Machine learning is really, really powerful and it opens up new ways of doing analysis with Big Data. But, it cannot act alone.
I had an interesting talk with Gary Angel the other day... which is the same as saying I talked to Gary Angel the other day.
Gary is the partner / principal of the Digital Analytics Center of Excellence at Ernst & Young. An engaging guy with a very large brain.
With more than 20 years of analytics under his belt, Gary knows about analytics and is more than willing to share. So, when the subject turned to machine learning, I tuned in a little tighter.
Gary is not an artificial intelligence guy. In my narrow sense of the term, I wouldn't even call him a data scientist.
Data Scientist; One responsible for understanding and advancing the nature of data, its collection methods, and the algorithms for processing it.
- Jim Sterne's Private Opinion Dictionary
Gary is a business problem solver who happens to use data to get the job done. So I tune into his perspective on machine learning because he's going to base that opinion on years of practical application. He works in the field, not in the lab.
Gary and I agreed that machine learning is really, really powerful and it opens up new ways of doing analysis with Big Data. But, it cannot act alone.
As Ron Kohavi, George H. John put it in their paper: Wrappers for feature subset selection:
A universal problem that all intelligent agents must face is where to focus their attention. A problem-solving agent must decide which aspects of a problem are relevant, an expert-system designer must decide which features to use in rules, and so forth. Any learning agent must learn from experience, and discriminating between the relevant and irrelevant parts of its experience is a ubiquitous problem.

— Record set —
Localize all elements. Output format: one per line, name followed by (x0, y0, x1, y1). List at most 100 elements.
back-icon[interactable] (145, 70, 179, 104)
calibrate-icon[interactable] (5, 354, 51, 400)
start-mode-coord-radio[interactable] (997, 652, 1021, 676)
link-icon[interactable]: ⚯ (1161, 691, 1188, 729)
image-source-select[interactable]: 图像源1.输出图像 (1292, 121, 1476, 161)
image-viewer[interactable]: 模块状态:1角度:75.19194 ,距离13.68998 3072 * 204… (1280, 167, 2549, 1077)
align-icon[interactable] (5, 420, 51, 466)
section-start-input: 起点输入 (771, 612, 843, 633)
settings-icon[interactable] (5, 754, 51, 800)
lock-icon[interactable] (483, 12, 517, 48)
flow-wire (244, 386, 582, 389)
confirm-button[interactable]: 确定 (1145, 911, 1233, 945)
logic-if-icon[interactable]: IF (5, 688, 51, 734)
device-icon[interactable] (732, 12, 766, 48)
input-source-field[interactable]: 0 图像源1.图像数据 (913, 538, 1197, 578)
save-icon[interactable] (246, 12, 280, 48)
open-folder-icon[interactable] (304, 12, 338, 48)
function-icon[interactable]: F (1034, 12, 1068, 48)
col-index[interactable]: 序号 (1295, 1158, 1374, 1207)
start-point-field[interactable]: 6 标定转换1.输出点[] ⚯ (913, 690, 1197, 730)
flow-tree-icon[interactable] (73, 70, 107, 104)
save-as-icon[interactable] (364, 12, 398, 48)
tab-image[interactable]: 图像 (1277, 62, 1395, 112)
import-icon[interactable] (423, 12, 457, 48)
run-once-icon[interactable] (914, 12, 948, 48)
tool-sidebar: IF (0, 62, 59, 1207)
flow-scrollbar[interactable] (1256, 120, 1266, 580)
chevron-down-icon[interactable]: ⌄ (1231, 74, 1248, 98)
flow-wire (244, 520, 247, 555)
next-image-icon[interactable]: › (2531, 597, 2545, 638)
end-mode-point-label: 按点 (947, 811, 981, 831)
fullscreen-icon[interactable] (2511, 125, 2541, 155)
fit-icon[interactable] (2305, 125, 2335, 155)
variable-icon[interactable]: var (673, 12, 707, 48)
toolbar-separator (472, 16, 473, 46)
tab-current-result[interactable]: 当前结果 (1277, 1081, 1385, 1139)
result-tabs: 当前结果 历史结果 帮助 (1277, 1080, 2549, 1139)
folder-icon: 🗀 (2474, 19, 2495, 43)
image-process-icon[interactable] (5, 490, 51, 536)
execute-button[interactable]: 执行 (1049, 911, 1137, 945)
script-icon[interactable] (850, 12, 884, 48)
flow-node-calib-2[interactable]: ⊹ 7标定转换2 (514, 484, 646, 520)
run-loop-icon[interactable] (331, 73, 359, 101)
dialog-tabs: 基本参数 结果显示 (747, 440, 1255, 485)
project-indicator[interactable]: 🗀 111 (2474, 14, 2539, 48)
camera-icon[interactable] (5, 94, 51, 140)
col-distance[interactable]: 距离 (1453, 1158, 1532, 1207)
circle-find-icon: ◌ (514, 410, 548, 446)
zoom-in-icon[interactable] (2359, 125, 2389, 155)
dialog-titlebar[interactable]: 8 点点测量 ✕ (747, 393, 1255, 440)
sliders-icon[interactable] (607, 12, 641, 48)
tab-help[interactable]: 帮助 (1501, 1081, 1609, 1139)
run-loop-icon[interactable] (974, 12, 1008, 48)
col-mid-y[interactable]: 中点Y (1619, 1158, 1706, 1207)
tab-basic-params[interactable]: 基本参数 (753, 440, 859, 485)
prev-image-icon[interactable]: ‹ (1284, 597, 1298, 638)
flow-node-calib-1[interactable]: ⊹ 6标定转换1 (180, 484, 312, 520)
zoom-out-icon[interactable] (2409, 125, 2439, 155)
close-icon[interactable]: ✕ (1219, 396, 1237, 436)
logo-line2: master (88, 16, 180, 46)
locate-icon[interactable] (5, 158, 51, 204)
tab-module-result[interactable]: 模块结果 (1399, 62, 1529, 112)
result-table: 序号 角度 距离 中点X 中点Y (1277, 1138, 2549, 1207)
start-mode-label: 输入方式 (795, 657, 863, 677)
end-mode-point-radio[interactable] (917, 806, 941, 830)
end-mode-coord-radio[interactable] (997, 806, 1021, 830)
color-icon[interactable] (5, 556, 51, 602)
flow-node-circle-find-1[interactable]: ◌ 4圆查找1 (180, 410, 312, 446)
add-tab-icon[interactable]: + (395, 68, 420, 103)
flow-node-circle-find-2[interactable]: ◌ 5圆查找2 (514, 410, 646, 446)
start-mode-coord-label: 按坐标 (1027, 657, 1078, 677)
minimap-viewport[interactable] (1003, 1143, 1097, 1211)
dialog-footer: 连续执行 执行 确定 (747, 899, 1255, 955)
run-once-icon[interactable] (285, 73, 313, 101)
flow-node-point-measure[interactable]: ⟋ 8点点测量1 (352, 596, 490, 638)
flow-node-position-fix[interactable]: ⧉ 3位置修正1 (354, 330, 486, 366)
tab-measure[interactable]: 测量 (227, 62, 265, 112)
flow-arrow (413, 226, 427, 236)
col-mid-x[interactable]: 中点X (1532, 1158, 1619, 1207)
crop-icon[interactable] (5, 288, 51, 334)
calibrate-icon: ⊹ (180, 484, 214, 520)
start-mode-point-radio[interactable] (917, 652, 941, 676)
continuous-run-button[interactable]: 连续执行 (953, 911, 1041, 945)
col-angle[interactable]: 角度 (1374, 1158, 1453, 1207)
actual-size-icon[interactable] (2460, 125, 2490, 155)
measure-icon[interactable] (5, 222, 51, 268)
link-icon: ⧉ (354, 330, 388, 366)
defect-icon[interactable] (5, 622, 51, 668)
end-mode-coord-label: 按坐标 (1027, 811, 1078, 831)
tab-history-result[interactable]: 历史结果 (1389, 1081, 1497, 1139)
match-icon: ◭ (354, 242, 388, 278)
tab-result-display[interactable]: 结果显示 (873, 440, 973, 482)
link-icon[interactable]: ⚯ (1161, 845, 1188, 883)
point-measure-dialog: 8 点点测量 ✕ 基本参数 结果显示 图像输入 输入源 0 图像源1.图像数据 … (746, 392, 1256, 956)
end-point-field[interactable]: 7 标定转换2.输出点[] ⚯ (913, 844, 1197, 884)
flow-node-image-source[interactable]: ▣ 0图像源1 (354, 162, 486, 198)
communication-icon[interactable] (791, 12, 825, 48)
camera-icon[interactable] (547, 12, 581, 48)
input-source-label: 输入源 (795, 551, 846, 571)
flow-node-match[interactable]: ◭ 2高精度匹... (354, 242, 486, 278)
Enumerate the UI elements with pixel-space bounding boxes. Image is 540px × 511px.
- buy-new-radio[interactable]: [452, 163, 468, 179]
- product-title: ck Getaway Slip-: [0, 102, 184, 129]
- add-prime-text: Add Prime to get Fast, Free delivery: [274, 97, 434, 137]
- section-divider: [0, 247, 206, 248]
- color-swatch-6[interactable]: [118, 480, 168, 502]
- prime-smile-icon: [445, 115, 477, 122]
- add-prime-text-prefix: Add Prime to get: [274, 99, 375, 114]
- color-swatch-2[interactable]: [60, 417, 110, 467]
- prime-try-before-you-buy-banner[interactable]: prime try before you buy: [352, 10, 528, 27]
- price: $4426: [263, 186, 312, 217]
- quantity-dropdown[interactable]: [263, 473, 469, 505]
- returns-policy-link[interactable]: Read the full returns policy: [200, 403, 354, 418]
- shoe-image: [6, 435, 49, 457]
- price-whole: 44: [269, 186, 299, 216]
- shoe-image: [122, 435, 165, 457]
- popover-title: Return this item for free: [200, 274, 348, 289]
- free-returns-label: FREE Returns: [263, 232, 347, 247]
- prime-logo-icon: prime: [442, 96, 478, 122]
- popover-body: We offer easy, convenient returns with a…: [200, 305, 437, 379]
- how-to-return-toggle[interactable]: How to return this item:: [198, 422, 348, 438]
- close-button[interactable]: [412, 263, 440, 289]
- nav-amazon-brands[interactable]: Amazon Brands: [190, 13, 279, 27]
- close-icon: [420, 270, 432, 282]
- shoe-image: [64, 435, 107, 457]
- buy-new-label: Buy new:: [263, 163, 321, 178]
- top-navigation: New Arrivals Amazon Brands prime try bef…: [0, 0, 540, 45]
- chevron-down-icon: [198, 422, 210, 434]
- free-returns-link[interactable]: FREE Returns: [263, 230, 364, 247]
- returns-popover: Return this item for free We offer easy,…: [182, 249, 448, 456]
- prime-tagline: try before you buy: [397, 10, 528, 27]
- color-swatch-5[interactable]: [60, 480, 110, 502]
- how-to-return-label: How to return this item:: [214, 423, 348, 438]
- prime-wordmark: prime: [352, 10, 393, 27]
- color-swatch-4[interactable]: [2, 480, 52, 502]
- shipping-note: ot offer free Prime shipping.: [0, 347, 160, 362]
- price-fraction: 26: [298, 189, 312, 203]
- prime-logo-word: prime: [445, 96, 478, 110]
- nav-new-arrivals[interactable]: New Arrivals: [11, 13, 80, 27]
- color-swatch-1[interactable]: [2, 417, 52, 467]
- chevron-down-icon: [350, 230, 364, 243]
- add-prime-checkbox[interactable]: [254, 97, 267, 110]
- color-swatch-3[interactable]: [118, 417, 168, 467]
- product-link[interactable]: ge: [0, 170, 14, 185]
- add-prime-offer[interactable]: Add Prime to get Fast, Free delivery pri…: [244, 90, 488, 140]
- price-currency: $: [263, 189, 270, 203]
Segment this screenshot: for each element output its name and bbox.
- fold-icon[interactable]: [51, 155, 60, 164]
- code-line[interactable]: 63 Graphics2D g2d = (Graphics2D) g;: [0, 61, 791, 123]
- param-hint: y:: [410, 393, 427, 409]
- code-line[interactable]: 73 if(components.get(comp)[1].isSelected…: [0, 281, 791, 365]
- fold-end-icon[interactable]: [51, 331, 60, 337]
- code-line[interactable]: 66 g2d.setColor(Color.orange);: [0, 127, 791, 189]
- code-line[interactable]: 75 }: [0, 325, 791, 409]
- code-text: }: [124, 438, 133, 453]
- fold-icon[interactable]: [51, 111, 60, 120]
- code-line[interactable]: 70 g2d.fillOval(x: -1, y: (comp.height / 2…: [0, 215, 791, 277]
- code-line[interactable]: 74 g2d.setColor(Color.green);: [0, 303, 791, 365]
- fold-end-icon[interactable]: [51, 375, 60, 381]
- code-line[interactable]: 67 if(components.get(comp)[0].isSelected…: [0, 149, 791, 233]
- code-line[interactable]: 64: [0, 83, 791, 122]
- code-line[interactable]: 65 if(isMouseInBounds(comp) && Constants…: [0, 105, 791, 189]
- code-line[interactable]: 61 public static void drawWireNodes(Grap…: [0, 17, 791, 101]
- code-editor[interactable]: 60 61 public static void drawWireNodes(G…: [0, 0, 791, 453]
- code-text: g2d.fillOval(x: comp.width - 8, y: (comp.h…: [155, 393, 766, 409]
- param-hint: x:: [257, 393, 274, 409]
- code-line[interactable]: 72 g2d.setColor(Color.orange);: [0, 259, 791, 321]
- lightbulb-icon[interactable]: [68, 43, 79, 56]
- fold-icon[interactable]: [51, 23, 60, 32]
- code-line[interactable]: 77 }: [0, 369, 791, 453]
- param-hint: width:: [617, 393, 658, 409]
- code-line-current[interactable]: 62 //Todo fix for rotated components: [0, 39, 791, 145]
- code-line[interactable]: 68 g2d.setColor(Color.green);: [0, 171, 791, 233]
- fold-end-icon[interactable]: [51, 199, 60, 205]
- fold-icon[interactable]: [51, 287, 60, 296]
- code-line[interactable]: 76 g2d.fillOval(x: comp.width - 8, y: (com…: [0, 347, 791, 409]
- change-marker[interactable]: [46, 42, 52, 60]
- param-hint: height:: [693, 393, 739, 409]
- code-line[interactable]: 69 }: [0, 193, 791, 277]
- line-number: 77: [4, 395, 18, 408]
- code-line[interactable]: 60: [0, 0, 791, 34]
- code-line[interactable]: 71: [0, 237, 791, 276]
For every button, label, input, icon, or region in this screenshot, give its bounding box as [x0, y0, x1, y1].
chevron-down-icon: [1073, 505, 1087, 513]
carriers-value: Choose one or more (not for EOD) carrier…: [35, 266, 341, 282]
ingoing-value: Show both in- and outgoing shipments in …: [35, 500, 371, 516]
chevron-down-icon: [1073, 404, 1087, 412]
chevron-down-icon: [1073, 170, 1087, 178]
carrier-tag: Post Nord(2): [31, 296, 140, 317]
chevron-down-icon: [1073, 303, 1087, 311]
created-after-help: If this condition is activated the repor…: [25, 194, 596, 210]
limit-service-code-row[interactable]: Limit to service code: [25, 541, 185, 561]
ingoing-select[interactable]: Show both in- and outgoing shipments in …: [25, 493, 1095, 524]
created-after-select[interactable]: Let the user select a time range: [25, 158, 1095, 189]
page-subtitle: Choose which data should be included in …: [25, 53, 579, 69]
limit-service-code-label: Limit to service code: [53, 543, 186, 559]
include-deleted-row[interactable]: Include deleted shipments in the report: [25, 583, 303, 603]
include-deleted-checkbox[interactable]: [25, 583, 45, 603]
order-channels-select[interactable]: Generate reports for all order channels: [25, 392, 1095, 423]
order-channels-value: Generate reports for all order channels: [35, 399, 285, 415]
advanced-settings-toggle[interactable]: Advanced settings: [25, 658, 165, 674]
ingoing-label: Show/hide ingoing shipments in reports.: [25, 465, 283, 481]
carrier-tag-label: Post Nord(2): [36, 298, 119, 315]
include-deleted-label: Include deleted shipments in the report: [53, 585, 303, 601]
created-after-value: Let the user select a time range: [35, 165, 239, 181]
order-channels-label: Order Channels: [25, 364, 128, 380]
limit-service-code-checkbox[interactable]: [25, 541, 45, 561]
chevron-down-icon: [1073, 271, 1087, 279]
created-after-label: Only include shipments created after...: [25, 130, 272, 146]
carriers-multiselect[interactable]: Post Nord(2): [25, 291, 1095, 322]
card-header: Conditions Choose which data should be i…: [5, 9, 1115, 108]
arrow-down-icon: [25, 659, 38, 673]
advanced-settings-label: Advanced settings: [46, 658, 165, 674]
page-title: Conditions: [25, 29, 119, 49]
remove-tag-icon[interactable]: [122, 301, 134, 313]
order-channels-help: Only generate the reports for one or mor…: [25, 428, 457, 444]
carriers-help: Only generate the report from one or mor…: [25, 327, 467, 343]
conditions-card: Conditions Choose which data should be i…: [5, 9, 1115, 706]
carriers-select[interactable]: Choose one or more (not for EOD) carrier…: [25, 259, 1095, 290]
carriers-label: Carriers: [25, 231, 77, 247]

— Exercise description —
Pick up the essay on machine learning and Gary Angel's view of it after its final sentence and carry it forward in the same voice.

— Output —
This is where you come in. You need to be or find some subject matter experts who can separate the wheat from the chaff.
Big Data cannot gobble up every bit you collect and paw through tens of thousands of variables and figure out what's important.
As Gary puts it, "Good analysis comes from someone figuring out what the right variables are."
He then recounted an example from a Digital Analytics Association Symposium in Philadelphia about calculating what movies people are most likely to want to see next. The data was collected from set-top boxes and the machine determined that movies beginning with the letter "A" were far more likely to be preferred.
A human knows instantly that this is the result of movies being listed alphabetically and is not a valuable variable for determining the likeability of any given movie. It is not proper fodder for a recommendation engine.
If you're crunching numbers in marketing, do you know if time-of-day is any more predictive of a purchase than geography? Search behavior? Click behavior? Shopping cart population?
This is why people with business smarts will always have a job.
Gary provided another example:
We did a segmentation analysis for an online travel aggregator, looking at purely search behavior data. We found a very interesting segmentation, but we had to put a lot of thought into what that search behavior meant.
If someone did a search, changed the data of the search, and then looked for the same destination, we could infer that they were flexible about dates. If they change the destination but didn't change the date, we infer they were flexible about destinations.
We created those as variables in the analysis and that became a very powerful predictor for them.
But that's not inherent in the behaviors, right? An analyst had to
figure out that changing those two things was a valuable variable for the analysis.
When we started, the obvious variable was destination - was a traveler going to Las Vegas, for example. But as we thought through the analysis, many additional variables that were even more interesting emerged. It was about how far out they were searching, how many days between the search, when the search was conducted, and what the destination date was. Added to this it was, whether they change the search, whether they change the destination, whether it was a weekend, and whether it was a weekend included in the stay. All those kinds of things turned out to be not surprisingly very important but those are things that, unless you feed them into the machine, you won't get a good analysis.
Once the human picks out the high value variables, the machine will do a great job figuring out which ones are important.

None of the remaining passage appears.